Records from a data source
»»

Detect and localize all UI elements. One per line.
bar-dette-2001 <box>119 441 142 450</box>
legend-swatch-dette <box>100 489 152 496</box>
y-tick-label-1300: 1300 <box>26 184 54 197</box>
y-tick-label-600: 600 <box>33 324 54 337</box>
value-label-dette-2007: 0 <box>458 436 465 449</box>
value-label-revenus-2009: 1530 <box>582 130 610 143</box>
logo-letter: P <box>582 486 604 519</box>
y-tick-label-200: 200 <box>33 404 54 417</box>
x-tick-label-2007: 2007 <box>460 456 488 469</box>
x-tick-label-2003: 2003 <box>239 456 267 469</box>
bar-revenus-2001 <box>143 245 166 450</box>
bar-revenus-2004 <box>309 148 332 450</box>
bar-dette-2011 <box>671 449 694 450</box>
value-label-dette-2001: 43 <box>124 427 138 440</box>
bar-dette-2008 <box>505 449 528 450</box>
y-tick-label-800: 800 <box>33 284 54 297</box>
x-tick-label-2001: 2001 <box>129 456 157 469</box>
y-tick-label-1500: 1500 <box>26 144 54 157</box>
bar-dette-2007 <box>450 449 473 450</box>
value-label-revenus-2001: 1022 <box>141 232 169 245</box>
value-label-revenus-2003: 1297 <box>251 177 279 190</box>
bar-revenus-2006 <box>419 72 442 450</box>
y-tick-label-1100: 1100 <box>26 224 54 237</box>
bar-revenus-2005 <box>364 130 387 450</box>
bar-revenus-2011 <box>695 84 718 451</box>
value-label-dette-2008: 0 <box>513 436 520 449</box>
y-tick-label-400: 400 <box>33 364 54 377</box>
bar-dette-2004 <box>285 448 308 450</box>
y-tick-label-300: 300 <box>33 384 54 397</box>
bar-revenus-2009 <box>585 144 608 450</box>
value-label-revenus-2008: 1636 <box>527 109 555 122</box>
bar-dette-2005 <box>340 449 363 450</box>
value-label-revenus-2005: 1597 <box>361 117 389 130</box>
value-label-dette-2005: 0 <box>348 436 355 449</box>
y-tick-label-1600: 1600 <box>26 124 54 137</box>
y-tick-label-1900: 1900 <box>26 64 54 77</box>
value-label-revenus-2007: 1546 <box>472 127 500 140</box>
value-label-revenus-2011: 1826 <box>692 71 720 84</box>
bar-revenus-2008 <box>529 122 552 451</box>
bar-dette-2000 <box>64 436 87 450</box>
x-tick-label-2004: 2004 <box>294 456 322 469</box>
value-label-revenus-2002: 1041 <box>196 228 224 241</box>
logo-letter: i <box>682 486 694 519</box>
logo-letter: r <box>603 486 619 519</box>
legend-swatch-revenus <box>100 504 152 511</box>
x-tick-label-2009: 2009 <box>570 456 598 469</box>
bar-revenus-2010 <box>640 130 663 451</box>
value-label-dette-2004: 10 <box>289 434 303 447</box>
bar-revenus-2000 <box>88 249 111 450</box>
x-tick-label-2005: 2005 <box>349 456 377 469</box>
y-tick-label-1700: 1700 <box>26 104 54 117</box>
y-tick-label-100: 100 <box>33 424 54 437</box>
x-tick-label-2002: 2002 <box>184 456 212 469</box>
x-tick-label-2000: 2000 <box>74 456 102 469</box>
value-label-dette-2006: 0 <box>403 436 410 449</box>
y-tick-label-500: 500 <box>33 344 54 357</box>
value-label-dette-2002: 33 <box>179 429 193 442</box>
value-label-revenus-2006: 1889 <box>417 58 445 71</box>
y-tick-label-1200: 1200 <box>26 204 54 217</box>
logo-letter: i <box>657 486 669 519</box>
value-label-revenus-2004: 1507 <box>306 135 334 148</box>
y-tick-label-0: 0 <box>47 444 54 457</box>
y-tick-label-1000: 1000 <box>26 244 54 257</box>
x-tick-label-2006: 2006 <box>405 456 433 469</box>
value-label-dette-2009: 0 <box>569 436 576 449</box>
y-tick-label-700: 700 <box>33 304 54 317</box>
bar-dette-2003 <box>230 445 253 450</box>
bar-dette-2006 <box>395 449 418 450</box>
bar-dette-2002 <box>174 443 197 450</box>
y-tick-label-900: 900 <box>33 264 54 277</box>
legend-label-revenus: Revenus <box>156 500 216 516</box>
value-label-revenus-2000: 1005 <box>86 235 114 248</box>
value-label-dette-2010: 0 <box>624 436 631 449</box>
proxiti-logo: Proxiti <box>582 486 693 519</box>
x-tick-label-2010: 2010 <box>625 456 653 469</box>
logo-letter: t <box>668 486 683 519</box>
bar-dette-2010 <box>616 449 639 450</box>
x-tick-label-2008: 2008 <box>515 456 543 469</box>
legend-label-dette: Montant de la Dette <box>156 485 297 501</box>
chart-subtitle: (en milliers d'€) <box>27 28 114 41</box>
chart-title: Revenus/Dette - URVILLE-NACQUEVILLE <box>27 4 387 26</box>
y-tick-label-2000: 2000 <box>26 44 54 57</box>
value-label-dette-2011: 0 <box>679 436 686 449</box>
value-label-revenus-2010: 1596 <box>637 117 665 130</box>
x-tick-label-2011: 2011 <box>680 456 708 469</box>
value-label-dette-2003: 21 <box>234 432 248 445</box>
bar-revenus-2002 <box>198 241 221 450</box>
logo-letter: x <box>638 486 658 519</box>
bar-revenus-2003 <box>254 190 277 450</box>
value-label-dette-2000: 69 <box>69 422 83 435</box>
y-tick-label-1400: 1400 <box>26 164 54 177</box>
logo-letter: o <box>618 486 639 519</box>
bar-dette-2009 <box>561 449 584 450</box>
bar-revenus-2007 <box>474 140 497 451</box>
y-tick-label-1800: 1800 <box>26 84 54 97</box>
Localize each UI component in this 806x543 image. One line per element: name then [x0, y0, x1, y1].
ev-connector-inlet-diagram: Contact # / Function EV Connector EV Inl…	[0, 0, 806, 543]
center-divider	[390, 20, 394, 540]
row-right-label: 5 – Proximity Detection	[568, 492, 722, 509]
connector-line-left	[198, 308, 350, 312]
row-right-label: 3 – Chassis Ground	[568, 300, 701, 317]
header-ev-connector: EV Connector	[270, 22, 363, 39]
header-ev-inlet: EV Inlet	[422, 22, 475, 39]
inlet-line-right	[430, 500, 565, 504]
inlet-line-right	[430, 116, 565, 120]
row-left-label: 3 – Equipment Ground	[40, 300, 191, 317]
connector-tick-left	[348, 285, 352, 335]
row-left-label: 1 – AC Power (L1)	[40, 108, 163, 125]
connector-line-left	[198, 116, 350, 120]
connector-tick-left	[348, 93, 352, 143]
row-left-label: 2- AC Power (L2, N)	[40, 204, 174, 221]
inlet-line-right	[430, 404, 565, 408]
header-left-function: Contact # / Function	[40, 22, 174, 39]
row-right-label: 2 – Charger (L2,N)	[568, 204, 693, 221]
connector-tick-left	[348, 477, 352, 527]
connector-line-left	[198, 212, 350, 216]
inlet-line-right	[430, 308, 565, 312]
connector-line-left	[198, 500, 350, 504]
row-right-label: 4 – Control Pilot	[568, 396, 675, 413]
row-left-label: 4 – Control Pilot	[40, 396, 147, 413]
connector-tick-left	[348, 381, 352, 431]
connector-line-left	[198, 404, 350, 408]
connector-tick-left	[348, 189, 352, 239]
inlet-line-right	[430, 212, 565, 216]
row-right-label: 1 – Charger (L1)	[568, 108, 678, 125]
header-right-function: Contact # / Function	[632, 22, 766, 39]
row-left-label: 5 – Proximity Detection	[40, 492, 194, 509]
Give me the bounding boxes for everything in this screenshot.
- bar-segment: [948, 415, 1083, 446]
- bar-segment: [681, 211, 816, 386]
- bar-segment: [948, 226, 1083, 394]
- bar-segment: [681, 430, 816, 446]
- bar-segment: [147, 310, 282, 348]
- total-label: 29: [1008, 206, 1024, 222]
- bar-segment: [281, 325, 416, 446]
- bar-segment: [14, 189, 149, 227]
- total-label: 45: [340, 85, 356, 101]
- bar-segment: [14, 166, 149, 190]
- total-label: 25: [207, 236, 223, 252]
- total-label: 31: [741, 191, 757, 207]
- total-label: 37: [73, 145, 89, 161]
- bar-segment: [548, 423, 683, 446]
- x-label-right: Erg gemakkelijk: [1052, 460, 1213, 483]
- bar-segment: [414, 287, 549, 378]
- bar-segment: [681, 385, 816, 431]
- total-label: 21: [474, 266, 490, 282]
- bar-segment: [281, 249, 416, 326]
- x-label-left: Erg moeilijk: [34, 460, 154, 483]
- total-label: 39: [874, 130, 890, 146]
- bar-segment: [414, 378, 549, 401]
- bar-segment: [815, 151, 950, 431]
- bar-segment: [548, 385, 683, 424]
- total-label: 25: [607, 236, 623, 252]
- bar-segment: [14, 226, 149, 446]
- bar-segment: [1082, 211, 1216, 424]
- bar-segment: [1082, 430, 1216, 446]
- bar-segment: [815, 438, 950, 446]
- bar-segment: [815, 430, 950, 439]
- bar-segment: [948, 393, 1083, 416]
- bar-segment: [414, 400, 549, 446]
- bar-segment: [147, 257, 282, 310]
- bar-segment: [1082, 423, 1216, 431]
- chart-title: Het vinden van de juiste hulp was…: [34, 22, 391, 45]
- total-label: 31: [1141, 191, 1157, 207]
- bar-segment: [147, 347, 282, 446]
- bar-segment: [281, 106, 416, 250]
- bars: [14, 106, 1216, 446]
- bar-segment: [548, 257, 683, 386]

««

→ Stated goal: Please render the listing, from its first line up to and including the line containing "bar-dette-2011 <box>671 449 694 450</box>", as a numbered list with any blank lines left out.

→ The reply:
1. Detect and localize all UI elements. One per line.
2. bar-dette-2001 <box>119 441 142 450</box>
3. legend-swatch-dette <box>100 489 152 496</box>
4. y-tick-label-1300: 1300 <box>26 184 54 197</box>
5. y-tick-label-600: 600 <box>33 324 54 337</box>
6. value-label-dette-2007: 0 <box>458 436 465 449</box>
7. value-label-revenus-2009: 1530 <box>582 130 610 143</box>
8. logo-letter: P <box>582 486 604 519</box>
9. y-tick-label-200: 200 <box>33 404 54 417</box>
10. x-tick-label-2007: 2007 <box>460 456 488 469</box>
11. x-tick-label-2003: 2003 <box>239 456 267 469</box>
12. bar-revenus-2001 <box>143 245 166 450</box>
13. bar-revenus-2004 <box>309 148 332 450</box>
14. bar-dette-2011 <box>671 449 694 450</box>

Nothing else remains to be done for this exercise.